--- START OF DATASET ---

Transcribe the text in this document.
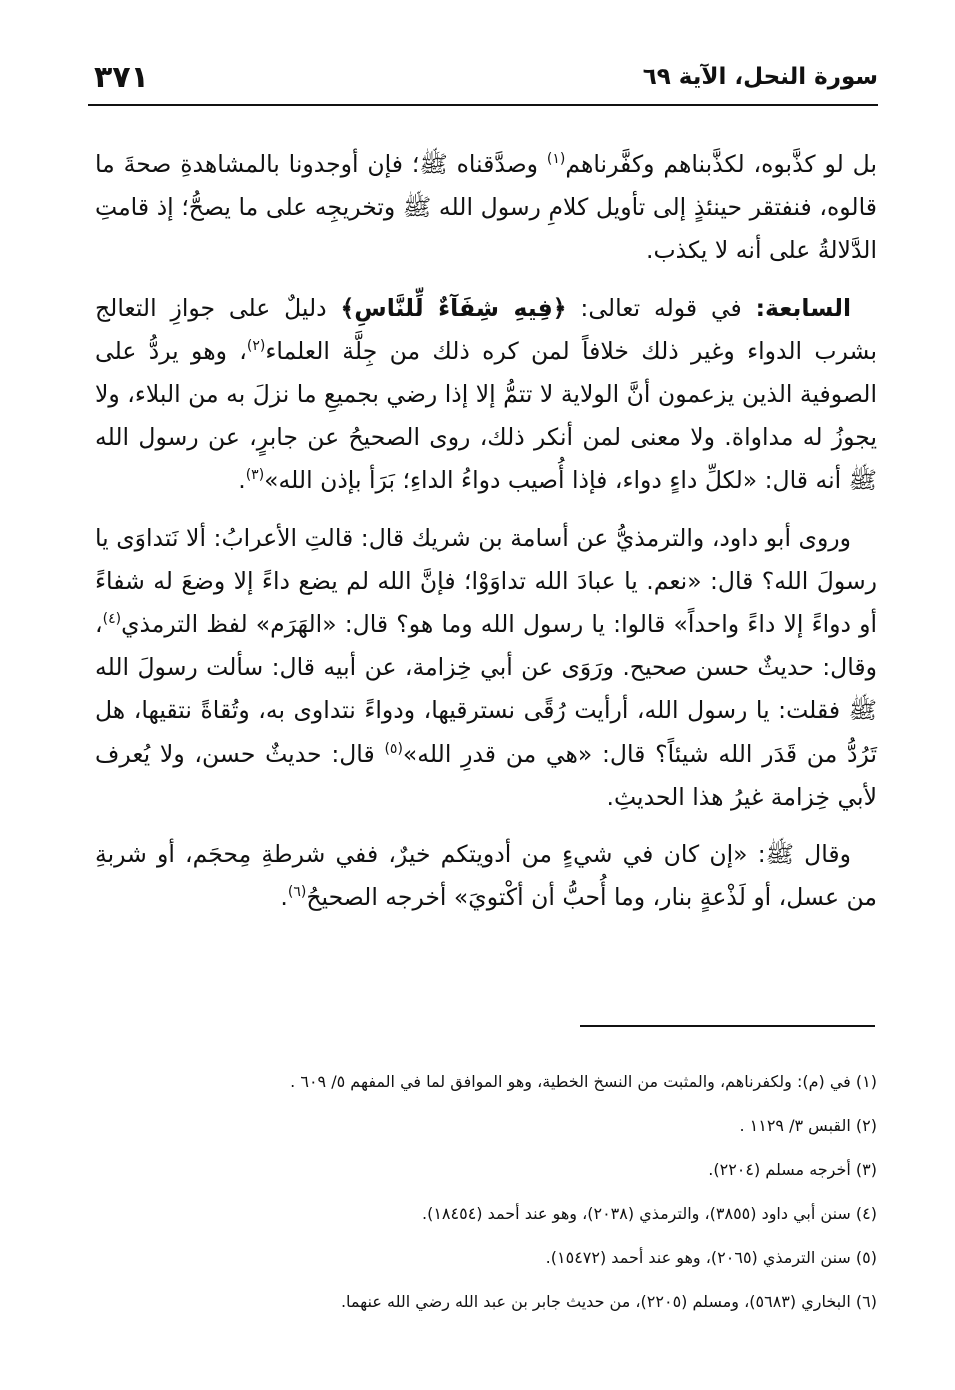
سورة النحل، الآية ٦٩
٣٧١

بل لو كذَّبوه، لكذَّبناهم وكفَّرناهم$^{(١)}$ وصدَّقناه ﷺ؛ فإن أوجدونا بالمشاهدةِ صحةَ ما قالوه، فنفتقر حينئذٍ إلى تأويل كلامِ رسول الله ﷺ وتخريجِه على ما يصحُّ؛ إذ قامتِ الدَّلالةُ على أنه لا يكذب.

السابعة: في قوله تعالى: ﴿فِيهِ شِفَآءٌ لِّلنَّاسِ﴾ دليلٌ على جوازِ التعالج بشرب الدواء وغير ذلك خلافاً لمن كره ذلك من جِلَّة العلماء$^{(٢)}$، وهو يردُّ على الصوفية الذين يزعمون أنَّ الولاية لا تتمُّ إلا إذا رضي بجميعِ ما نزلَ به من البلاء، ولا يجوزُ له مداواة. ولا معنى لمن أنكر ذلك، روى الصحيحُ عن جابرٍ، عن رسول الله ﷺ أنه قال: «لكلِّ داءٍ دواء، فإذا أُصيب دواءُ الداءِ؛ بَرَأ بإذن الله»$^{(٣)}$.

وروى أبو داود، والترمذيُّ عن أسامة بن شريك قال: قالتِ الأعرابُ: ألا نَتداوَى يا رسولَ الله؟ قال: «نعم. يا عبادَ الله تداوَوْا؛ فإنَّ الله لم يضع داءً إلا وضعَ له شفاءً أو دواءً إلا داءً واحداً» قالوا: يا رسول الله وما هو؟ قال: «الهَرَم» لفظ الترمذي$^{(٤)}$، وقال: حديثٌ حسن صحيح. ورَوَى عن أبي خِزامة، عن أبيه قال: سألت رسولَ الله ﷺ فقلت: يا رسول الله، أرأيت رُقًى نسترقيها، ودواءً نتداوى به، وتُقاةً نتقيها، هل تَرُدُّ من قَدَر الله شيئاً؟ قال: «هي من قدرِ الله»$^{(٥)}$ قال: حديثٌ حسن، ولا يُعرف لأبي خِزامة غيرُ هذا الحديثِ.

وقال ﷺ: «إن كان في شيءٍ من أدويتكم خيرٌ، ففي شرطةِ مِحجَم، أو شربةِ من عسل، أو لَذْعةٍ بنار، وما أُحبُّ أن أكْتويَ» أخرجه الصحيحُ$^{(٦)}$.

(١) في (م): ولكفرناهم، والمثبت من النسخ الخطية، وهو الموافق لما في المفهم ٥/ ٦٠٩ .
(٢) القبس ٣/ ١١٢٩ .
(٣) أخرجه مسلم (٢٢٠٤).
(٤) سنن أبي داود (٣٨٥٥)، والترمذي (٢٠٣٨)، وهو عند أحمد (١٨٤٥٤).
(٥) سنن الترمذي (٢٠٦٥)، وهو عند أحمد (١٥٤٧٢).
(٦) البخاري (٥٦٨٣)، ومسلم (٢٢٠٥)، من حديث جابر بن عبد الله رضي الله عنهما.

--- END OF DATASET ---

(EXERCISE INSTRUCTIONS) Strip the images and reproduce the remaining records precisely.

(REPLY)
Transcribe the text in this document.
سورة النحل، الآية ٦٩
٣٧١

بل لو كذَّبوه، لكذَّبناهم وكفَّرناهم$^{(١)}$ وصدَّقناه ﷺ؛ فإن أوجدونا بالمشاهدةِ صحةَ ما قالوه، فنفتقر حينئذٍ إلى تأويل كلامِ رسول الله ﷺ وتخريجِه على ما يصحُّ؛ إذ قامتِ الدَّلالةُ على أنه لا يكذب.

السابعة: في قوله تعالى: ﴿فِيهِ شِفَآءٌ لِّلنَّاسِ﴾ دليلٌ على جوازِ التعالج بشرب الدواء وغير ذلك خلافاً لمن كره ذلك من جِلَّة العلماء$^{(٢)}$، وهو يردُّ على الصوفية الذين يزعمون أنَّ الولاية لا تتمُّ إلا إذا رضي بجميعِ ما نزلَ به من البلاء، ولا يجوزُ له مداواة. ولا معنى لمن أنكر ذلك، روى الصحيحُ عن جابرٍ، عن رسول الله ﷺ أنه قال: «لكلِّ داءٍ دواء، فإذا أُصيب دواءُ الداءِ؛ بَرَأ بإذن الله»$^{(٣)}$.

وروى أبو داود، والترمذيُّ عن أسامة بن شريك قال: قالتِ الأعرابُ: ألا نَتداوَى يا رسولَ الله؟ قال: «نعم. يا عبادَ الله تداوَوْا؛ فإنَّ الله لم يضع داءً إلا وضعَ له شفاءً أو دواءً إلا داءً واحداً» قالوا: يا رسول الله وما هو؟ قال: «الهَرَم» لفظ الترمذي$^{(٤)}$، وقال: حديثٌ حسن صحيح. ورَوَى عن أبي خِزامة، عن أبيه قال: سألت رسولَ الله ﷺ فقلت: يا رسول الله، أرأيت رُقًى نسترقيها، ودواءً نتداوى به، وتُقاةً نتقيها، هل تَرُدُّ من قَدَر الله شيئاً؟ قال: «هي من قدرِ الله»$^{(٥)}$ قال: حديثٌ حسن، ولا يُعرف لأبي خِزامة غيرُ هذا الحديثِ.

وقال ﷺ: «إن كان في شيءٍ من أدويتكم خيرٌ، ففي شرطةِ مِحجَم، أو شربةِ من عسل، أو لَذْعةٍ بنار، وما أُحبُّ أن أكْتويَ» أخرجه الصحيحُ$^{(٦)}$.

(١) في (م): ولكفرناهم، والمثبت من النسخ الخطية، وهو الموافق لما في المفهم ٥/ ٦٠٩ .
(٢) القبس ٣/ ١١٢٩ .
(٣) أخرجه مسلم (٢٢٠٤).
(٤) سنن أبي داود (٣٨٥٥)، والترمذي (٢٠٣٨)، وهو عند أحمد (١٨٤٥٤).
(٥) سنن الترمذي (٢٠٦٥)، وهو عند أحمد (١٥٤٧٢).
(٦) البخاري (٥٦٨٣)، ومسلم (٢٢٠٥)، من حديث جابر بن عبد الله رضي الله عنهما.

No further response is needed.